### RECORDS TO PROCESS
* begin *

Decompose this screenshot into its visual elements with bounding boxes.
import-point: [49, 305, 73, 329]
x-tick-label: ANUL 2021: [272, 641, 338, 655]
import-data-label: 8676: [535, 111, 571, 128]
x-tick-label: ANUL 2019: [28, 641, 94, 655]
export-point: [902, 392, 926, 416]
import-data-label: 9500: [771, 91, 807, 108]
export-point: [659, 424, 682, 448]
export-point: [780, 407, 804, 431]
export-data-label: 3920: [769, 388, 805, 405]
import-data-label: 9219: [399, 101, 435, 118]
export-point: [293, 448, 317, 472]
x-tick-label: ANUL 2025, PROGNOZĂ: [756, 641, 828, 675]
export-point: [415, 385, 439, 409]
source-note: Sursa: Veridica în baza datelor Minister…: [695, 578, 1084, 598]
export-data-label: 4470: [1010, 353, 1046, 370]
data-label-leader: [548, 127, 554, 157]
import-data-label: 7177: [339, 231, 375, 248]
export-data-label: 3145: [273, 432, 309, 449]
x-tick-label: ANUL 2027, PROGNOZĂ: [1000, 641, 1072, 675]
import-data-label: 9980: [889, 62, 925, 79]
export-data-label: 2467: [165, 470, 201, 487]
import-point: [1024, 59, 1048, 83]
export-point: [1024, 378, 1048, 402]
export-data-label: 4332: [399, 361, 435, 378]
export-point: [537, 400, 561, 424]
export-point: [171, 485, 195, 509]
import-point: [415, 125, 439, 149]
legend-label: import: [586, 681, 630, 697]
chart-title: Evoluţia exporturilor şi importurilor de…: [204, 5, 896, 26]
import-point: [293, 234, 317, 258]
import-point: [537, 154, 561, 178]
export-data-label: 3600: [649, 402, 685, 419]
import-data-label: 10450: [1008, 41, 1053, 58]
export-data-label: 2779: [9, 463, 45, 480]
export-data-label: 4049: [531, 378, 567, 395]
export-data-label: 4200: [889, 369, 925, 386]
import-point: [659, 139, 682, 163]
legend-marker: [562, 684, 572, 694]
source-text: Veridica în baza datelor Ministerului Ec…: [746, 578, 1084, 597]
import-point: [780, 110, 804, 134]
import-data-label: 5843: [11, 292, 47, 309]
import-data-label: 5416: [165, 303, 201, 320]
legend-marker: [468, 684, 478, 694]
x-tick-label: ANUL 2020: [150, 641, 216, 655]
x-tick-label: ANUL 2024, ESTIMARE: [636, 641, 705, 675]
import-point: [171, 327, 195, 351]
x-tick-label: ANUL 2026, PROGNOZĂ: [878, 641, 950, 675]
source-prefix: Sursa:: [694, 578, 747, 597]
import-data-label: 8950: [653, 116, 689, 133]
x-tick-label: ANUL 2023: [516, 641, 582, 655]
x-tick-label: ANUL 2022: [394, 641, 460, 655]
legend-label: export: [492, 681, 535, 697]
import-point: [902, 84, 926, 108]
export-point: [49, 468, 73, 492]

* end *

### OBJECTIVE
Reproduce the lines above in full, substituting "export-marker" for every occurrence of "export-point" and leaving all other text unchanged.

### TASK RESULT
Decompose this screenshot into its visual elements with bounding boxes.
import-point: [49, 305, 73, 329]
x-tick-label: ANUL 2021: [272, 641, 338, 655]
import-data-label: 8676: [535, 111, 571, 128]
x-tick-label: ANUL 2019: [28, 641, 94, 655]
export-marker: [902, 392, 926, 416]
import-data-label: 9500: [771, 91, 807, 108]
export-marker: [659, 424, 682, 448]
export-marker: [780, 407, 804, 431]
export-data-label: 3920: [769, 388, 805, 405]
import-data-label: 9219: [399, 101, 435, 118]
export-marker: [293, 448, 317, 472]
x-tick-label: ANUL 2025, PROGNOZĂ: [756, 641, 828, 675]
export-marker: [415, 385, 439, 409]
source-note: Sursa: Veridica în baza datelor Minister…: [695, 578, 1084, 598]
export-data-label: 4470: [1010, 353, 1046, 370]
data-label-leader: [548, 127, 554, 157]
import-data-label: 7177: [339, 231, 375, 248]
export-data-label: 3145: [273, 432, 309, 449]
x-tick-label: ANUL 2027, PROGNOZĂ: [1000, 641, 1072, 675]
import-data-label: 9980: [889, 62, 925, 79]
export-data-label: 2467: [165, 470, 201, 487]
import-point: [1024, 59, 1048, 83]
export-marker: [1024, 378, 1048, 402]
export-data-label: 4332: [399, 361, 435, 378]
export-marker: [537, 400, 561, 424]
export-marker: [171, 485, 195, 509]
import-point: [415, 125, 439, 149]
legend-label: import: [586, 681, 630, 697]
chart-title: Evoluţia exporturilor şi importurilor de…: [204, 5, 896, 26]
import-point: [293, 234, 317, 258]
import-point: [537, 154, 561, 178]
export-data-label: 3600: [649, 402, 685, 419]
import-data-label: 10450: [1008, 41, 1053, 58]
export-data-label: 2779: [9, 463, 45, 480]
export-data-label: 4049: [531, 378, 567, 395]
export-data-label: 4200: [889, 369, 925, 386]
import-point: [659, 139, 682, 163]
legend-marker: [562, 684, 572, 694]
source-text: Veridica în baza datelor Ministerului Ec…: [746, 578, 1084, 597]
import-point: [780, 110, 804, 134]
import-data-label: 5843: [11, 292, 47, 309]
import-data-label: 5416: [165, 303, 201, 320]
legend-marker: [468, 684, 478, 694]
x-tick-label: ANUL 2020: [150, 641, 216, 655]
x-tick-label: ANUL 2024, ESTIMARE: [636, 641, 705, 675]
import-point: [171, 327, 195, 351]
x-tick-label: ANUL 2026, PROGNOZĂ: [878, 641, 950, 675]
source-prefix: Sursa:: [694, 578, 747, 597]
import-data-label: 8950: [653, 116, 689, 133]
x-tick-label: ANUL 2023: [516, 641, 582, 655]
x-tick-label: ANUL 2022: [394, 641, 460, 655]
legend-label: export: [492, 681, 535, 697]
import-point: [902, 84, 926, 108]
export-marker: [49, 468, 73, 492]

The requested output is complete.